╔══

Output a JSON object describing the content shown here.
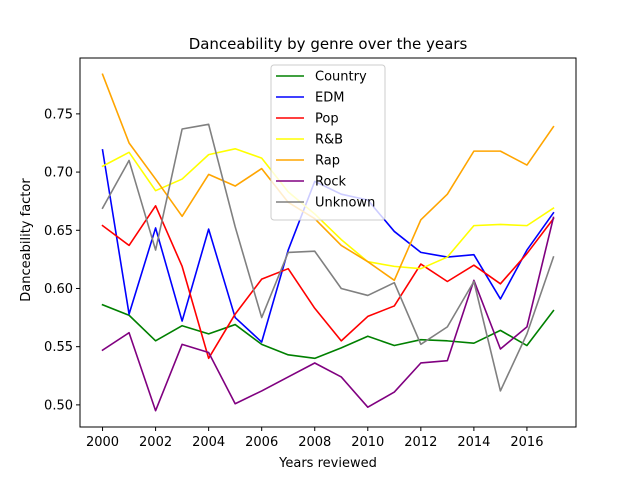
{
  "chart_data": {
    "type": "line",
    "title": "Danceability by genre over the years",
    "xlabel": "Years reviewed",
    "ylabel": "Danceability factor",
    "x": [
      2000,
      2001,
      2002,
      2003,
      2004,
      2005,
      2006,
      2007,
      2008,
      2009,
      2010,
      2011,
      2012,
      2013,
      2014,
      2015,
      2016,
      2017
    ],
    "xlim": [
      1999.15,
      2017.85
    ],
    "ylim": [
      0.481,
      0.798
    ],
    "xticks": [
      2000,
      2002,
      2004,
      2006,
      2008,
      2010,
      2012,
      2014,
      2016
    ],
    "xtick_labels": [
      "2000",
      "2002",
      "2004",
      "2006",
      "2008",
      "2010",
      "2012",
      "2014",
      "2016"
    ],
    "yticks": [
      0.5,
      0.55,
      0.6,
      0.65,
      0.7,
      0.75
    ],
    "ytick_labels": [
      "0.50",
      "0.55",
      "0.60",
      "0.65",
      "0.70",
      "0.75"
    ],
    "grid": false,
    "legend_position": "top-center",
    "series": [
      {
        "name": "Country",
        "color": "#008000",
        "values": [
          0.586,
          0.577,
          0.555,
          0.568,
          0.561,
          0.569,
          0.552,
          0.543,
          0.54,
          0.549,
          0.559,
          0.551,
          0.556,
          0.555,
          0.553,
          0.564,
          0.551,
          0.581
        ]
      },
      {
        "name": "EDM",
        "color": "#0000ff",
        "values": [
          0.719,
          0.578,
          0.652,
          0.572,
          0.651,
          0.575,
          0.554,
          0.633,
          0.692,
          0.681,
          0.676,
          0.649,
          0.631,
          0.627,
          0.629,
          0.591,
          0.633,
          0.665
        ]
      },
      {
        "name": "Pop",
        "color": "#ff0000",
        "values": [
          0.654,
          0.637,
          0.671,
          0.619,
          0.54,
          0.578,
          0.608,
          0.617,
          0.583,
          0.555,
          0.576,
          0.585,
          0.621,
          0.606,
          0.62,
          0.604,
          0.63,
          0.66
        ]
      },
      {
        "name": "R&B",
        "color": "#ffff00",
        "values": [
          0.705,
          0.717,
          0.684,
          0.694,
          0.715,
          0.72,
          0.712,
          0.683,
          0.664,
          0.642,
          0.623,
          0.619,
          0.617,
          0.627,
          0.654,
          0.655,
          0.654,
          0.669
        ]
      },
      {
        "name": "Rap",
        "color": "#ffa500",
        "values": [
          0.784,
          0.725,
          0.694,
          0.662,
          0.698,
          0.688,
          0.703,
          0.674,
          0.66,
          0.637,
          0.623,
          0.607,
          0.659,
          0.681,
          0.718,
          0.718,
          0.706,
          0.739
        ]
      },
      {
        "name": "Rock",
        "color": "#800080",
        "values": [
          0.547,
          0.562,
          0.495,
          0.552,
          0.545,
          0.501,
          0.512,
          0.524,
          0.536,
          0.524,
          0.498,
          0.511,
          0.536,
          0.538,
          0.607,
          0.548,
          0.567,
          0.661
        ]
      },
      {
        "name": "Unknown",
        "color": "#808080",
        "values": [
          0.669,
          0.71,
          0.633,
          0.737,
          0.741,
          0.653,
          0.575,
          0.631,
          0.632,
          0.6,
          0.594,
          0.605,
          0.552,
          0.567,
          0.606,
          0.512,
          0.561,
          0.627
        ]
      }
    ]
  }
}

╚══

* Task brief:
Give the count of lines containing "color", with no added text.

* Response to the exercise:
7